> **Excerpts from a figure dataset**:
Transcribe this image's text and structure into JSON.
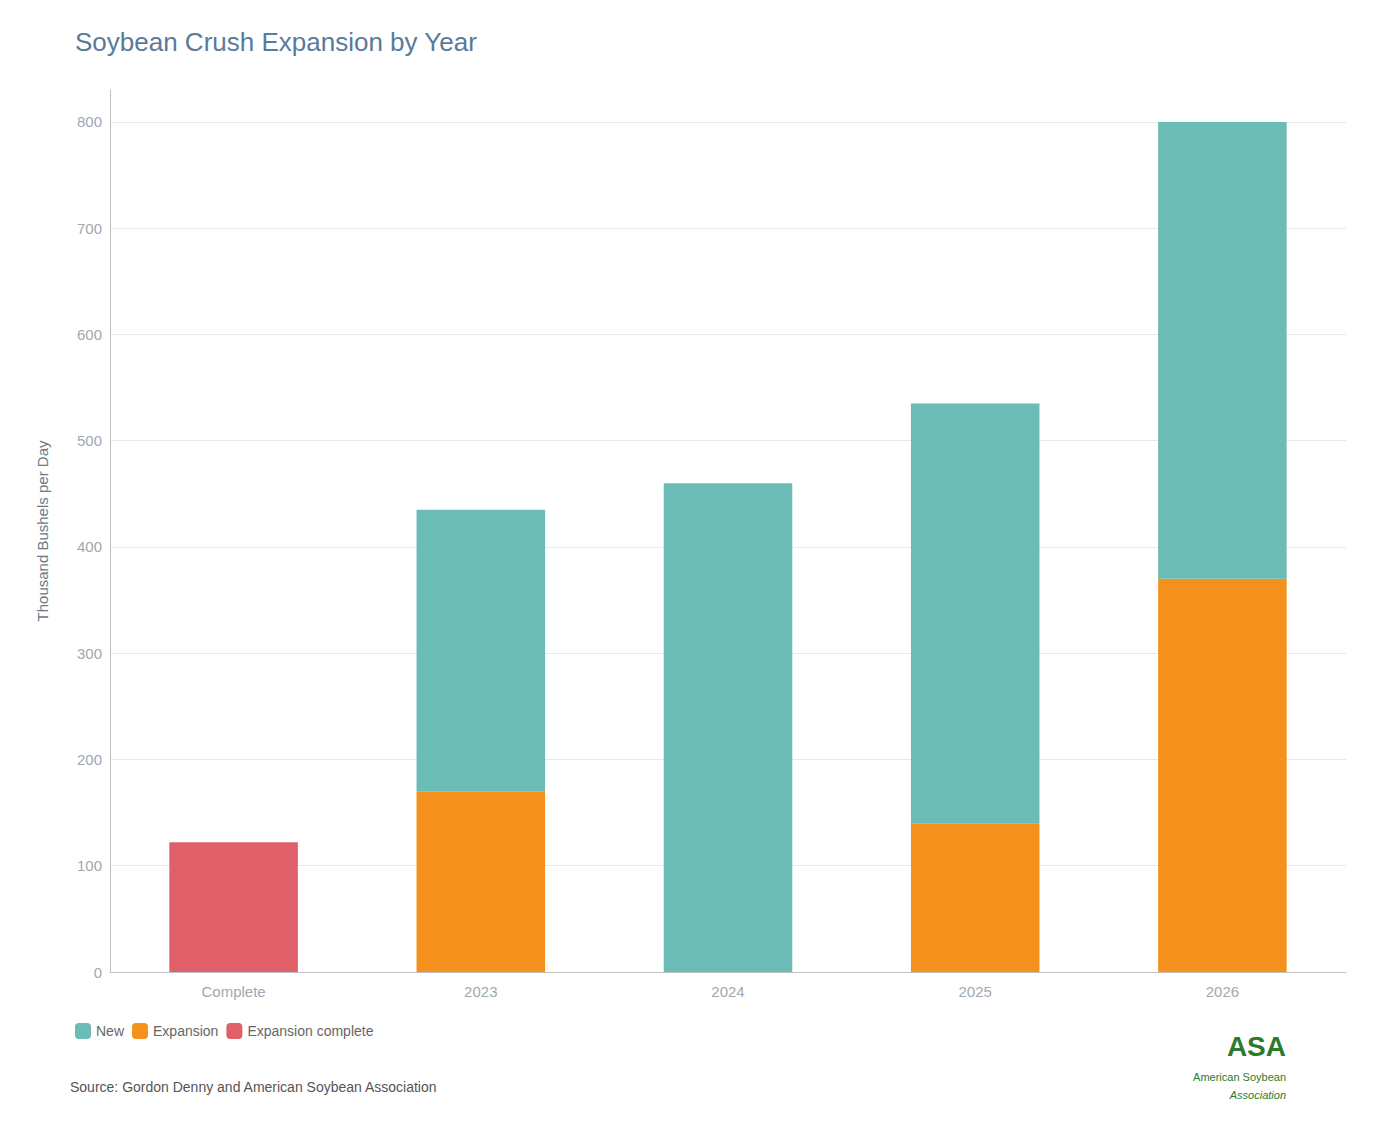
{
  "chart_data": {
    "type": "bar",
    "title": "Soybean Crush Expansion by Year",
    "ylabel": "Thousand Bushels per Day",
    "categories": [
      "Complete",
      "2023",
      "2024",
      "2025",
      "2026"
    ],
    "series": [
      {
        "name": "Expansion complete",
        "color": "#e0606a",
        "values": [
          122,
          0,
          0,
          0,
          0
        ]
      },
      {
        "name": "Expansion",
        "color": "#f5921e",
        "values": [
          0,
          170,
          0,
          140,
          370
        ]
      },
      {
        "name": "New",
        "color": "#6bbcb4",
        "values": [
          0,
          265,
          460,
          395,
          430
        ]
      }
    ],
    "stacked": true,
    "ylim": [
      0,
      830
    ],
    "yticks": [
      0,
      100,
      200,
      300,
      400,
      500,
      600,
      700,
      800
    ],
    "grid": true,
    "legend": "lower left",
    "annotations": [
      "Source: Gordon Denny and American Soybean Association",
      "ASA",
      "American Soybean",
      "Association"
    ]
  }
}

> **WRITTEN PROBLEM**:
Look for the word "American" and return every line where it occurs.

> **RESPONSE BELOW**:
      "Source: Gordon Denny and American Soybean Association",
      "American Soybean",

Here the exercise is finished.